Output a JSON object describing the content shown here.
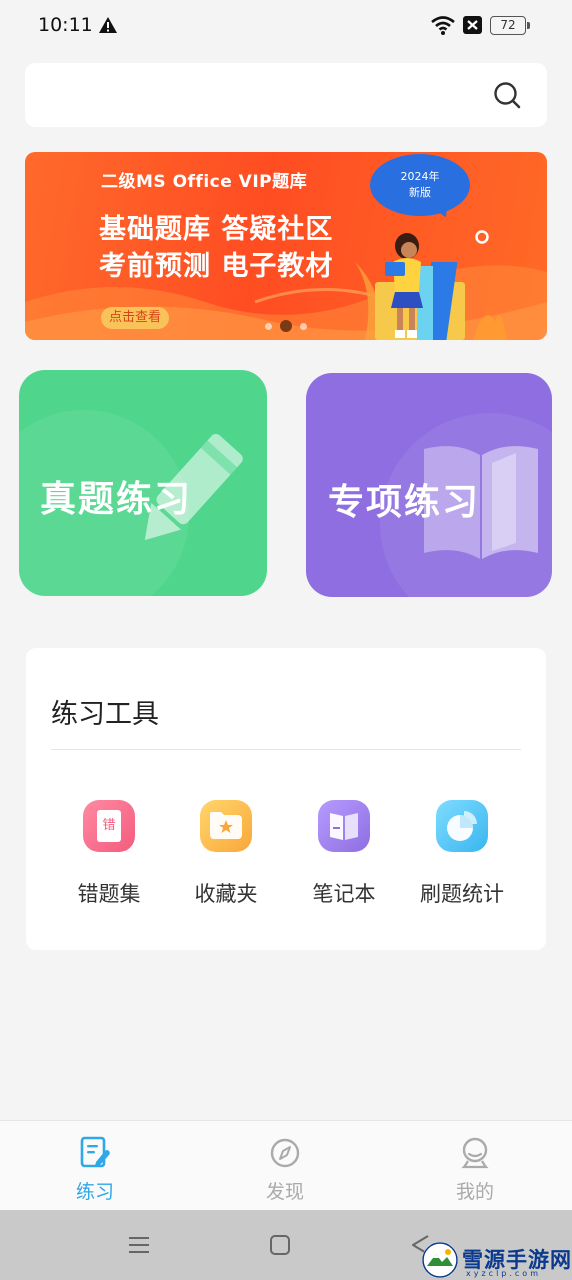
{
  "status_bar": {
    "time": "10:11",
    "battery": "72"
  },
  "search": {
    "placeholder": ""
  },
  "banner": {
    "title": "二级MS  Office  VIP题库",
    "line1": "基础题库  答疑社区",
    "line2": "考前预测  电子教材",
    "badge_year": "2024年",
    "badge_label": "新版",
    "button": "点击查看",
    "slide_count": 3,
    "active_slide": 2
  },
  "cards": {
    "real_exam": "真题练习",
    "topic_practice": "专项练习"
  },
  "tools": {
    "title": "练习工具",
    "items": [
      {
        "label": "错题集",
        "icon": "mistakes-book-icon",
        "glyph": "错"
      },
      {
        "label": "收藏夹",
        "icon": "favorites-folder-icon"
      },
      {
        "label": "笔记本",
        "icon": "notebook-icon"
      },
      {
        "label": "刷题统计",
        "icon": "statistics-pie-icon"
      }
    ]
  },
  "bottom_nav": {
    "items": [
      {
        "label": "练习",
        "icon": "practice-icon",
        "active": true
      },
      {
        "label": "发现",
        "icon": "compass-icon",
        "active": false
      },
      {
        "label": "我的",
        "icon": "profile-icon",
        "active": false
      }
    ]
  },
  "watermark": {
    "text": "雪源手游网",
    "sub": "xyzclp.com"
  },
  "colors": {
    "accent": "#2fa8e8",
    "inactive": "#aaaaaa",
    "real_card": "#4fd68c",
    "topic_card": "#8e6ee0",
    "banner": "#ff5a26"
  }
}
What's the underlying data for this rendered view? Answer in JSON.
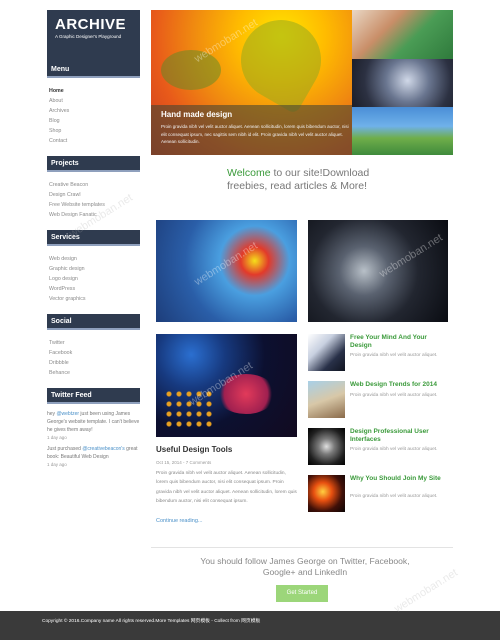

→ **What is expected**
Copy the data character for character, but drop all pictures from the copy.

→ **Worked answer**
Output a JSON object describing the content shown here.
{
  "status_bar": {
    "time": "10:11",
    "battery": "72"
  },
  "search": {
    "placeholder": ""
  },
  "banner": {
    "title": "二级MS  Office  VIP题库",
    "line1": "基础题库  答疑社区",
    "line2": "考前预测  电子教材",
    "badge_year": "2024年",
    "badge_label": "新版",
    "button": "点击查看",
    "slide_count": 3,
    "active_slide": 2
  },
  "cards": {
    "real_exam": "真题练习",
    "topic_practice": "专项练习"
  },
  "tools": {
    "title": "练习工具",
    "items": [
      {
        "label": "错题集",
        "icon": "mistakes-book-icon",
        "glyph": "错"
      },
      {
        "label": "收藏夹",
        "icon": "favorites-folder-icon"
      },
      {
        "label": "笔记本",
        "icon": "notebook-icon"
      },
      {
        "label": "刷题统计",
        "icon": "statistics-pie-icon"
      }
    ]
  },
  "bottom_nav": {
    "items": [
      {
        "label": "练习",
        "icon": "practice-icon",
        "active": true
      },
      {
        "label": "发现",
        "icon": "compass-icon",
        "active": false
      },
      {
        "label": "我的",
        "icon": "profile-icon",
        "active": false
      }
    ]
  },
  "watermark": {
    "text": "雪源手游网",
    "sub": "xyzclp.com"
  },
  "colors": {
    "accent": "#2fa8e8",
    "inactive": "#aaaaaa",
    "real_card": "#4fd68c",
    "topic_card": "#8e6ee0",
    "banner": "#ff5a26"
  }
}
What's the underlying data for this rendered view? Answer in JSON.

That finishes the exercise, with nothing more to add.